STORED DATA
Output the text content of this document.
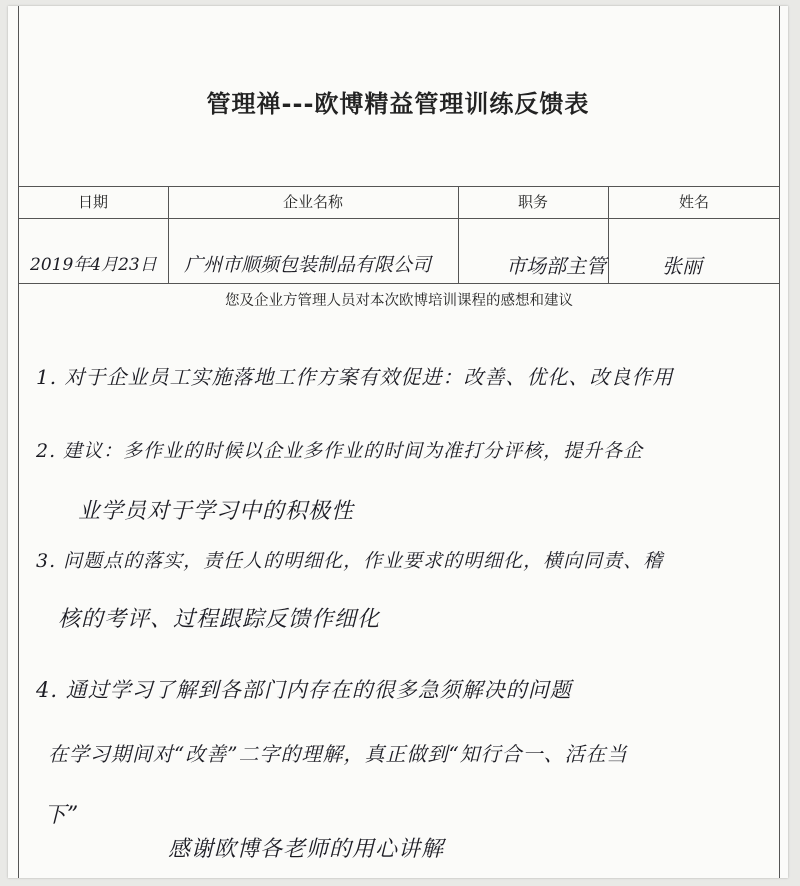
管理禅---欧博精益管理训练反馈表
日期	企业名称	职务	姓名
2019年4月23日 广州市顺频包装制品有限公司	市场部主管	张丽
您及企业方管理人员对本次欧博培训课程的感想和建议
1. 对于企业员工实施落地工作方案有效促进：改善、优化、改良作用
2. 建议：多作业的时候以企业多作业的时间为准打分评核，提升各企
业学员对于学习中的积极性
3. 问题点的落实，责任人的明细化，作业要求的明细化，横向同责、稽
核的考评、过程跟踪反馈作细化
4. 通过学习了解到各部门内存在的很多急须解决的问题
在学习期间对“改善”二字的理解，真正做到“知行合一、活在当
下”
感谢欧博各老师的用心讲解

OBJECTIVE
Every record above should come back exactly, but without its pictures.

COMPLETE OUTPUT
Output the text content of this document.
管理禅---欧博精益管理训练反馈表
日期	企业名称	职务	姓名
2019年4月23日 广州市顺频包装制品有限公司	市场部主管	张丽
您及企业方管理人员对本次欧博培训课程的感想和建议
1. 对于企业员工实施落地工作方案有效促进：改善、优化、改良作用
2. 建议：多作业的时候以企业多作业的时间为准打分评核，提升各企
业学员对于学习中的积极性
3. 问题点的落实，责任人的明细化，作业要求的明细化，横向同责、稽
核的考评、过程跟踪反馈作细化
4. 通过学习了解到各部门内存在的很多急须解决的问题
在学习期间对“改善”二字的理解，真正做到“知行合一、活在当
下”
感谢欧博各老师的用心讲解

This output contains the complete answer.